**Written request**
Write out the material exactly, with the pictures left out.

**Data to process**
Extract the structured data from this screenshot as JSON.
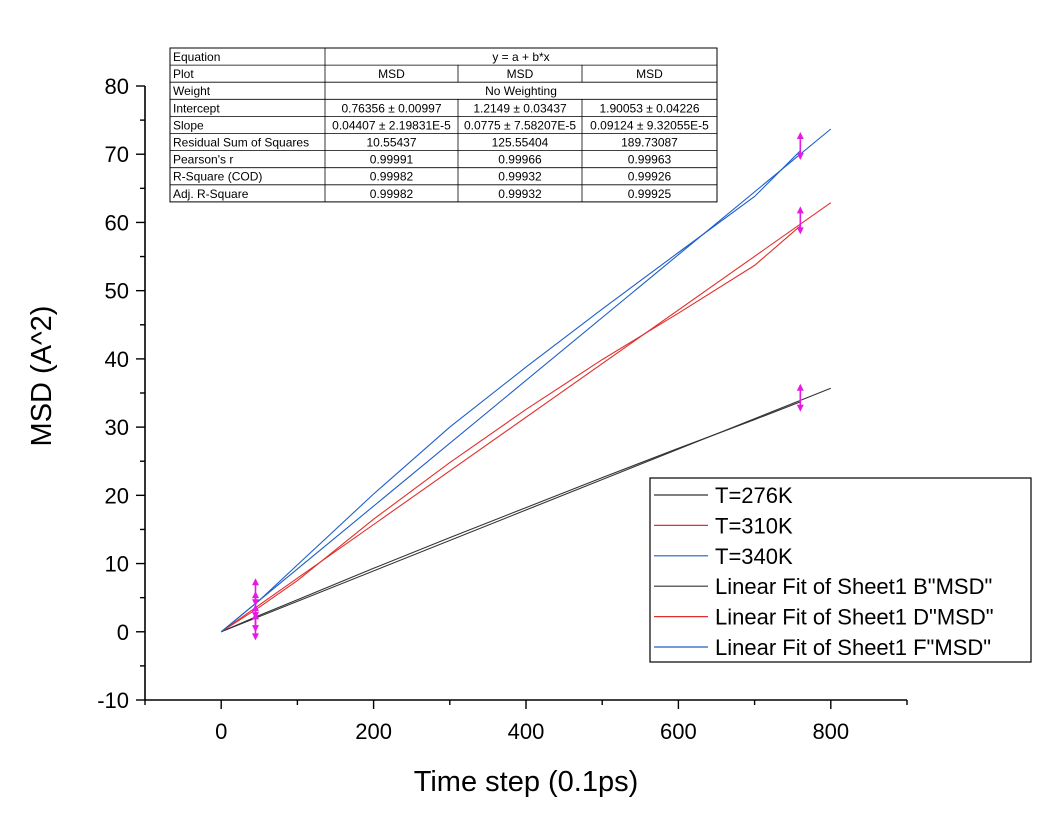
{
  "chart_data": {
    "type": "line",
    "xlabel": "Time step (0.1ps)",
    "ylabel": "MSD (A^2)",
    "xlim": [
      -100,
      900
    ],
    "ylim": [
      -10,
      80
    ],
    "xticks": [
      0,
      200,
      400,
      600,
      800
    ],
    "yticks": [
      -10,
      0,
      10,
      20,
      30,
      40,
      50,
      60,
      70,
      80
    ],
    "legend_position": "bottom-right",
    "series": [
      {
        "name": "T=276K",
        "color": "#333333",
        "x": [
          0,
          50,
          100,
          200,
          300,
          400,
          500,
          600,
          700,
          760
        ],
        "y": [
          0,
          2.4,
          4.7,
          9.3,
          13.8,
          18.2,
          22.6,
          26.9,
          31.1,
          33.7
        ]
      },
      {
        "name": "T=310K",
        "color": "#e0302c",
        "x": [
          0,
          50,
          100,
          200,
          300,
          400,
          500,
          600,
          700,
          760
        ],
        "y": [
          0,
          3.6,
          7.5,
          16.5,
          24.8,
          32.6,
          39.9,
          46.7,
          53.7,
          59.5
        ]
      },
      {
        "name": "T=340K",
        "color": "#1f5fc9",
        "x": [
          0,
          50,
          100,
          200,
          300,
          400,
          500,
          600,
          700,
          760
        ],
        "y": [
          0,
          4.6,
          9.8,
          20.2,
          30.0,
          38.8,
          47.3,
          55.6,
          63.8,
          70.5
        ]
      },
      {
        "name": "Linear Fit of Sheet1 B\"MSD\"",
        "color": "#333333",
        "fit": true,
        "x": [
          0,
          800
        ],
        "y": [
          0,
          35.7
        ]
      },
      {
        "name": "Linear Fit of Sheet1 D\"MSD\"",
        "color": "#e0302c",
        "fit": true,
        "x": [
          0,
          800
        ],
        "y": [
          0,
          62.9
        ]
      },
      {
        "name": "Linear Fit of Sheet1 F\"MSD\"",
        "color": "#1f5fc9",
        "fit": true,
        "x": [
          0,
          800
        ],
        "y": [
          0,
          73.7
        ]
      }
    ],
    "markers": {
      "color": "#e619e6",
      "points": [
        {
          "x": 45,
          "y": 5.8
        },
        {
          "x": 45,
          "y": 3.9
        },
        {
          "x": 45,
          "y": 2.0
        },
        {
          "x": 45,
          "y": 0.8
        },
        {
          "x": 760,
          "y": 71.2
        },
        {
          "x": 760,
          "y": 60.3
        },
        {
          "x": 760,
          "y": 34.3
        }
      ]
    },
    "stats_table": {
      "rows": [
        {
          "label": "Equation",
          "span": true,
          "values": [
            "y = a + b*x"
          ]
        },
        {
          "label": "Plot",
          "values": [
            "MSD",
            "MSD",
            "MSD"
          ]
        },
        {
          "label": "Weight",
          "span": true,
          "values": [
            "No Weighting"
          ]
        },
        {
          "label": "Intercept",
          "values": [
            "0.76356 ± 0.00997",
            "1.2149 ± 0.03437",
            "1.90053 ± 0.04226"
          ]
        },
        {
          "label": "Slope",
          "values": [
            "0.04407 ± 2.19831E-5",
            "0.0775 ± 7.58207E-5",
            "0.09124 ± 9.32055E-5"
          ]
        },
        {
          "label": "Residual Sum of Squares",
          "values": [
            "10.55437",
            "125.55404",
            "189.73087"
          ]
        },
        {
          "label": "Pearson's r",
          "values": [
            "0.99991",
            "0.99966",
            "0.99963"
          ]
        },
        {
          "label": "R-Square (COD)",
          "values": [
            "0.99982",
            "0.99932",
            "0.99926"
          ]
        },
        {
          "label": "Adj. R-Square",
          "values": [
            "0.99982",
            "0.99932",
            "0.99925"
          ]
        }
      ]
    }
  }
}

**Result for this task**
Extract the structured data from this screenshot as JSON.
{
  "chart_data": {
    "type": "line",
    "xlabel": "Time step (0.1ps)",
    "ylabel": "MSD (A^2)",
    "xlim": [
      -100,
      900
    ],
    "ylim": [
      -10,
      80
    ],
    "xticks": [
      0,
      200,
      400,
      600,
      800
    ],
    "yticks": [
      -10,
      0,
      10,
      20,
      30,
      40,
      50,
      60,
      70,
      80
    ],
    "legend_position": "bottom-right",
    "series": [
      {
        "name": "T=276K",
        "color": "#333333",
        "x": [
          0,
          50,
          100,
          200,
          300,
          400,
          500,
          600,
          700,
          760
        ],
        "y": [
          0,
          2.4,
          4.7,
          9.3,
          13.8,
          18.2,
          22.6,
          26.9,
          31.1,
          33.7
        ]
      },
      {
        "name": "T=310K",
        "color": "#e0302c",
        "x": [
          0,
          50,
          100,
          200,
          300,
          400,
          500,
          600,
          700,
          760
        ],
        "y": [
          0,
          3.6,
          7.5,
          16.5,
          24.8,
          32.6,
          39.9,
          46.7,
          53.7,
          59.5
        ]
      },
      {
        "name": "T=340K",
        "color": "#1f5fc9",
        "x": [
          0,
          50,
          100,
          200,
          300,
          400,
          500,
          600,
          700,
          760
        ],
        "y": [
          0,
          4.6,
          9.8,
          20.2,
          30.0,
          38.8,
          47.3,
          55.6,
          63.8,
          70.5
        ]
      },
      {
        "name": "Linear Fit of Sheet1 B\"MSD\"",
        "color": "#333333",
        "fit": true,
        "x": [
          0,
          800
        ],
        "y": [
          0,
          35.7
        ]
      },
      {
        "name": "Linear Fit of Sheet1 D\"MSD\"",
        "color": "#e0302c",
        "fit": true,
        "x": [
          0,
          800
        ],
        "y": [
          0,
          62.9
        ]
      },
      {
        "name": "Linear Fit of Sheet1 F\"MSD\"",
        "color": "#1f5fc9",
        "fit": true,
        "x": [
          0,
          800
        ],
        "y": [
          0,
          73.7
        ]
      }
    ],
    "markers": {
      "color": "#e619e6",
      "points": [
        {
          "x": 45,
          "y": 5.8
        },
        {
          "x": 45,
          "y": 3.9
        },
        {
          "x": 45,
          "y": 2.0
        },
        {
          "x": 45,
          "y": 0.8
        },
        {
          "x": 760,
          "y": 71.2
        },
        {
          "x": 760,
          "y": 60.3
        },
        {
          "x": 760,
          "y": 34.3
        }
      ]
    },
    "stats_table": {
      "rows": [
        {
          "label": "Equation",
          "span": true,
          "values": [
            "y = a + b*x"
          ]
        },
        {
          "label": "Plot",
          "values": [
            "MSD",
            "MSD",
            "MSD"
          ]
        },
        {
          "label": "Weight",
          "span": true,
          "values": [
            "No Weighting"
          ]
        },
        {
          "label": "Intercept",
          "values": [
            "0.76356 ± 0.00997",
            "1.2149 ± 0.03437",
            "1.90053 ± 0.04226"
          ]
        },
        {
          "label": "Slope",
          "values": [
            "0.04407 ± 2.19831E-5",
            "0.0775 ± 7.58207E-5",
            "0.09124 ± 9.32055E-5"
          ]
        },
        {
          "label": "Residual Sum of Squares",
          "values": [
            "10.55437",
            "125.55404",
            "189.73087"
          ]
        },
        {
          "label": "Pearson's r",
          "values": [
            "0.99991",
            "0.99966",
            "0.99963"
          ]
        },
        {
          "label": "R-Square (COD)",
          "values": [
            "0.99982",
            "0.99932",
            "0.99926"
          ]
        },
        {
          "label": "Adj. R-Square",
          "values": [
            "0.99982",
            "0.99932",
            "0.99925"
          ]
        }
      ]
    }
  }
}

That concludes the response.